Lines with the word "guide" are the ones wanted. Copy each of them from the entries below.

*** Supplied records ***

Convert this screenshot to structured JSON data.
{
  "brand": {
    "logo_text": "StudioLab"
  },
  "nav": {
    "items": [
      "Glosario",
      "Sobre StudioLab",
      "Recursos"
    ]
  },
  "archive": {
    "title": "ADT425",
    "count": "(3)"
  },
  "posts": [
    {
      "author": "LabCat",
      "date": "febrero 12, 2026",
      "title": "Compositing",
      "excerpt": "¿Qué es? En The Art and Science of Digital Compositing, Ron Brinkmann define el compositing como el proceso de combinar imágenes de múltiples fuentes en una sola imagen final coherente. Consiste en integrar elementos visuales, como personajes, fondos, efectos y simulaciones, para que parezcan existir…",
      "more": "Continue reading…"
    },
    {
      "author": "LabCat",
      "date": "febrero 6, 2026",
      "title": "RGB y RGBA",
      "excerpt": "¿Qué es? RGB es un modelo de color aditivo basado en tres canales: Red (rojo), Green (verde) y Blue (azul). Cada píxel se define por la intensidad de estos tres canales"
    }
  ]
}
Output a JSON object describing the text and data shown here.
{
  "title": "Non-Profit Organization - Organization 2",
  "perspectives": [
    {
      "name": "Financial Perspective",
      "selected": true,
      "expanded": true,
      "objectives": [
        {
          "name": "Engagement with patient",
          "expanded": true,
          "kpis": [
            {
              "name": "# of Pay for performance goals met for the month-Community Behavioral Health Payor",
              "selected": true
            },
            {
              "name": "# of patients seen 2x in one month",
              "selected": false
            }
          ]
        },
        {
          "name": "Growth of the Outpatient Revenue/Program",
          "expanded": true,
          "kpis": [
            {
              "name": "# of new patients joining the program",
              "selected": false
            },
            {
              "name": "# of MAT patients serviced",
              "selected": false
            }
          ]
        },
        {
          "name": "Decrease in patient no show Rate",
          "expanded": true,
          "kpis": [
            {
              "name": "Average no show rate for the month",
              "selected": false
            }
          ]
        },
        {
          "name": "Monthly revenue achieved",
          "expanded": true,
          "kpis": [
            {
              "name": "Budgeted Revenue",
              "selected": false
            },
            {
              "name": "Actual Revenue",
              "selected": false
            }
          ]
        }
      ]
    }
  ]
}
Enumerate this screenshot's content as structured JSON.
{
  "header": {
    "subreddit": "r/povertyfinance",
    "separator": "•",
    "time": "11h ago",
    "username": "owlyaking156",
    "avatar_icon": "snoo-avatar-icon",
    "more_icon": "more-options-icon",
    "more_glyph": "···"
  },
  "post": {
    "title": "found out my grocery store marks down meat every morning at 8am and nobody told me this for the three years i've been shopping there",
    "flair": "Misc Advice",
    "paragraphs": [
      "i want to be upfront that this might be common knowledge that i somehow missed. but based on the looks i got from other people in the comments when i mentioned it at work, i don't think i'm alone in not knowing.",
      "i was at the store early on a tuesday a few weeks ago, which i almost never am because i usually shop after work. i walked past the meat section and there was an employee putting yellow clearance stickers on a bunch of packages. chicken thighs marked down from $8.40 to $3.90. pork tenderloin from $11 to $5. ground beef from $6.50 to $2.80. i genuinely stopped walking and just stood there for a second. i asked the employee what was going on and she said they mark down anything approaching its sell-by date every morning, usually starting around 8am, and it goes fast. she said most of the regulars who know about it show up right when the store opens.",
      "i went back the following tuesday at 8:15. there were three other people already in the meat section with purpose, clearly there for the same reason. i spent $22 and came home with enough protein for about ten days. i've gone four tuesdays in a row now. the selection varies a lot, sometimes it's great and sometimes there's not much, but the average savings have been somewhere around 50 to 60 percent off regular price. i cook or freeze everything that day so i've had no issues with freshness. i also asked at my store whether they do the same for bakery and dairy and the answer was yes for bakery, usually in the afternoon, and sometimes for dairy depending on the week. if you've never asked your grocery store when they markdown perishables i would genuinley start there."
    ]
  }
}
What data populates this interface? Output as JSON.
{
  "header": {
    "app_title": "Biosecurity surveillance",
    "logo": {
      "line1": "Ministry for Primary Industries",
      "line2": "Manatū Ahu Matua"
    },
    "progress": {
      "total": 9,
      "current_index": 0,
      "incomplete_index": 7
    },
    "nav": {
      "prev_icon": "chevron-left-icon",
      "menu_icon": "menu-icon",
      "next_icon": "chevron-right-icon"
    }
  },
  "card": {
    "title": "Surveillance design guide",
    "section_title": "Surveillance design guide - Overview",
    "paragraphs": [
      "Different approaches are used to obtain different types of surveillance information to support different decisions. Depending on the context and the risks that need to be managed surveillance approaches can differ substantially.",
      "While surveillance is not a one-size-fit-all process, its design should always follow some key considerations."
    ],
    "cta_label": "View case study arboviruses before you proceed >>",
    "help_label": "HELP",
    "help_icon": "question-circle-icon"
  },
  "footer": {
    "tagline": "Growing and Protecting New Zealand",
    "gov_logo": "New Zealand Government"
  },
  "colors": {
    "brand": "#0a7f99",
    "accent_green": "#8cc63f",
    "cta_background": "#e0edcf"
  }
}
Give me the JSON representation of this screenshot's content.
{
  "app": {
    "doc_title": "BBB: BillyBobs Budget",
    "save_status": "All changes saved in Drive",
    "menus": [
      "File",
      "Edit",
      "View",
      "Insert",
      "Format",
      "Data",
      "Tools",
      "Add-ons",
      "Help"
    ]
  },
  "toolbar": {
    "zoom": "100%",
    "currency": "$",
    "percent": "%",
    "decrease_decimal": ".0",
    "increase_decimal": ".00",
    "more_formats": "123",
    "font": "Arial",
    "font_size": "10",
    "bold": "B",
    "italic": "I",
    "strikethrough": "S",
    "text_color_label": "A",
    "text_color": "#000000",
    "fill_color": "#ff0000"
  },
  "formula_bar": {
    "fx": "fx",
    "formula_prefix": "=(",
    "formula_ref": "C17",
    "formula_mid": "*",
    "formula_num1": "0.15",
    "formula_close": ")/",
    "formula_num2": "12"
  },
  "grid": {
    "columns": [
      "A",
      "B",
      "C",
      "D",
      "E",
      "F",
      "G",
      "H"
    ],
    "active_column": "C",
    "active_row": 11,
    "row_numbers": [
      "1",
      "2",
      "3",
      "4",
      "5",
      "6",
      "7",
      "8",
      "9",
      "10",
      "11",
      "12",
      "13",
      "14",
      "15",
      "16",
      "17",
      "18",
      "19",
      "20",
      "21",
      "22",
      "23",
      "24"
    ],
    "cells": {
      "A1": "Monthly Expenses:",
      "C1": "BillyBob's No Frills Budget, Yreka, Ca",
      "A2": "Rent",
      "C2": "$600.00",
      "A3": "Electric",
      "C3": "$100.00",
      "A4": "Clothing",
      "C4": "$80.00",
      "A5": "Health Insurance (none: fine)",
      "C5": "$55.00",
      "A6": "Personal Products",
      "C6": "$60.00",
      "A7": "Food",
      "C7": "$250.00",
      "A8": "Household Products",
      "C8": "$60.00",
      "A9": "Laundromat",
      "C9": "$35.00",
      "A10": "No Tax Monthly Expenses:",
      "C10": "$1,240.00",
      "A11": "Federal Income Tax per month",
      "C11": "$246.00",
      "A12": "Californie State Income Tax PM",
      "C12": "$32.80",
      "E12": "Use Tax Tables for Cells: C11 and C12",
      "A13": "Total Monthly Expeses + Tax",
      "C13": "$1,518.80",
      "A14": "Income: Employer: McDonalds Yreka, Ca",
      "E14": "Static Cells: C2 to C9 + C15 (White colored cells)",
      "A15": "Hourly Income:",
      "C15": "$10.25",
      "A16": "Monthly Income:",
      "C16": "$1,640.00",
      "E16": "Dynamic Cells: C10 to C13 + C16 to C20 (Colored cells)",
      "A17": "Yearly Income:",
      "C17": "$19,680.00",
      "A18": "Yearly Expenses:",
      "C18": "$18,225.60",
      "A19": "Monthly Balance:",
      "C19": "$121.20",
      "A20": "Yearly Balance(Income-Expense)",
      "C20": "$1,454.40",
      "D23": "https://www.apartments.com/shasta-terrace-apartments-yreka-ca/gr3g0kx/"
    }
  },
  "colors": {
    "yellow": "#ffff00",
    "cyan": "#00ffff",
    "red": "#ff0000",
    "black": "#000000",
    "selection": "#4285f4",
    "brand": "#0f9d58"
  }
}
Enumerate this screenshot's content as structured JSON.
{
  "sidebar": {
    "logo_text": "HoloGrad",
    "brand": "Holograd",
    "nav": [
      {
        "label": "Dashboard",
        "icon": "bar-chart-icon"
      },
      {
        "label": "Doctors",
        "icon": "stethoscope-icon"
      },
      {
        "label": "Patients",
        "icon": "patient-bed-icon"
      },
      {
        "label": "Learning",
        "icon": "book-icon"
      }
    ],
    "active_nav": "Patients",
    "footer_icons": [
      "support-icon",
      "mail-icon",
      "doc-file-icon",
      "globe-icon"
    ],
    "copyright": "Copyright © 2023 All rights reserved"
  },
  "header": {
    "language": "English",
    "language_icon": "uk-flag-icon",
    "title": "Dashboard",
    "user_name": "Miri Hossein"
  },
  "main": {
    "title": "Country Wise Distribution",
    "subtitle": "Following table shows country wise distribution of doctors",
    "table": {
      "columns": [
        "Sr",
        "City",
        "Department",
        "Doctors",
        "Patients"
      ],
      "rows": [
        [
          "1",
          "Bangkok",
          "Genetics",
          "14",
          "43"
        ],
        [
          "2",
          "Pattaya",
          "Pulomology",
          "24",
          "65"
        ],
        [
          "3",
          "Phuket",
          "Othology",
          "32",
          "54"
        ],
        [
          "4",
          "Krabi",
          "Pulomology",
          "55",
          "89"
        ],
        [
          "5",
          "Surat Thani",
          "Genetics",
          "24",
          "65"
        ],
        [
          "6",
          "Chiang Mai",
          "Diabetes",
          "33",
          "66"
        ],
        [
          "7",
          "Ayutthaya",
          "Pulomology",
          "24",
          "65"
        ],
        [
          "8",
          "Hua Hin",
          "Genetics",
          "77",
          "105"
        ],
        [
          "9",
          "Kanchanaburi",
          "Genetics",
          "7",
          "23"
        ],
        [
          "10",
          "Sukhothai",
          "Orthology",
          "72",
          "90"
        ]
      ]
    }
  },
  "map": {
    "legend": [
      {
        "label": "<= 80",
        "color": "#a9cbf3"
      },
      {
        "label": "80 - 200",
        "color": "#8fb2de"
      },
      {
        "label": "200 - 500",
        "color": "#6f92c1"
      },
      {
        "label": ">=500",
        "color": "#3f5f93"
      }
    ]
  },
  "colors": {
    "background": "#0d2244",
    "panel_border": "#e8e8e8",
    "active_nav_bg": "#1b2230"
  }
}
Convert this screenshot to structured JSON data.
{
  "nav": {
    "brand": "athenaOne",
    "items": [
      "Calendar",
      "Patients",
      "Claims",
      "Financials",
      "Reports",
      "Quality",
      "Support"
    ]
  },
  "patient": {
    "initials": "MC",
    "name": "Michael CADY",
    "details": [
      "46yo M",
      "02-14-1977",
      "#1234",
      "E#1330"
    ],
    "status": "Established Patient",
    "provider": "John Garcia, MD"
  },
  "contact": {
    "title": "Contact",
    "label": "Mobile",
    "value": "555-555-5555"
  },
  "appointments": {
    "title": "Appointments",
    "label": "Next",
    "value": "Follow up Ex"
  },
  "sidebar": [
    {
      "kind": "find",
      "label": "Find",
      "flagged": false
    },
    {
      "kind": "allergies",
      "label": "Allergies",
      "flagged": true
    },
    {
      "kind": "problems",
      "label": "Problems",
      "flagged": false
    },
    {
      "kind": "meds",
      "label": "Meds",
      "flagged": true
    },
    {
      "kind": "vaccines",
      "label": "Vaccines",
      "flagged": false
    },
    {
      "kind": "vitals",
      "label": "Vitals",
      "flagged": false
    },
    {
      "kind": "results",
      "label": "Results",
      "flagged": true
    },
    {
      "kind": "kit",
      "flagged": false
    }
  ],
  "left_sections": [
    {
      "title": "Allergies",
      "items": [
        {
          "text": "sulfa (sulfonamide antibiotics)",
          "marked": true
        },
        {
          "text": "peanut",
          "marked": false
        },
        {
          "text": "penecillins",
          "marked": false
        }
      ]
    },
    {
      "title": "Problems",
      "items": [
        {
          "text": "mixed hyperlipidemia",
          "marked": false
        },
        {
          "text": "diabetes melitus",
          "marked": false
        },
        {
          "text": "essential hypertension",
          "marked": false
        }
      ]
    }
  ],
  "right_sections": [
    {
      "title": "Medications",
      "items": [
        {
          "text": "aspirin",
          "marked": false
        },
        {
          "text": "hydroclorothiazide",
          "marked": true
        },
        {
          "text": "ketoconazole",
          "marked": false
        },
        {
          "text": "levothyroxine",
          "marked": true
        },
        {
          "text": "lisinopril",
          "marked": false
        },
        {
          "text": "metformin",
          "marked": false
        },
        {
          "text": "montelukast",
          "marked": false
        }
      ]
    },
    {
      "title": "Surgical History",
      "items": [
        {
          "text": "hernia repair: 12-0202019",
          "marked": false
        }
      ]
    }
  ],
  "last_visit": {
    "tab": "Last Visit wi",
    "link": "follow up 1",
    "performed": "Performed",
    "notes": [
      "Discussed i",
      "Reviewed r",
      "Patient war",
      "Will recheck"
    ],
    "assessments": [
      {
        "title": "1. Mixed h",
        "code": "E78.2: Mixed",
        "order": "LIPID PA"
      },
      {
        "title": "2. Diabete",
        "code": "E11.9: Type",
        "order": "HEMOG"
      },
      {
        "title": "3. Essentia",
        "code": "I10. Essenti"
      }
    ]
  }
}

*** End of Supplied records ***

Written response >>
    "title": "Surveillance design guide",
    "section_title": "Surveillance design guide - Overview",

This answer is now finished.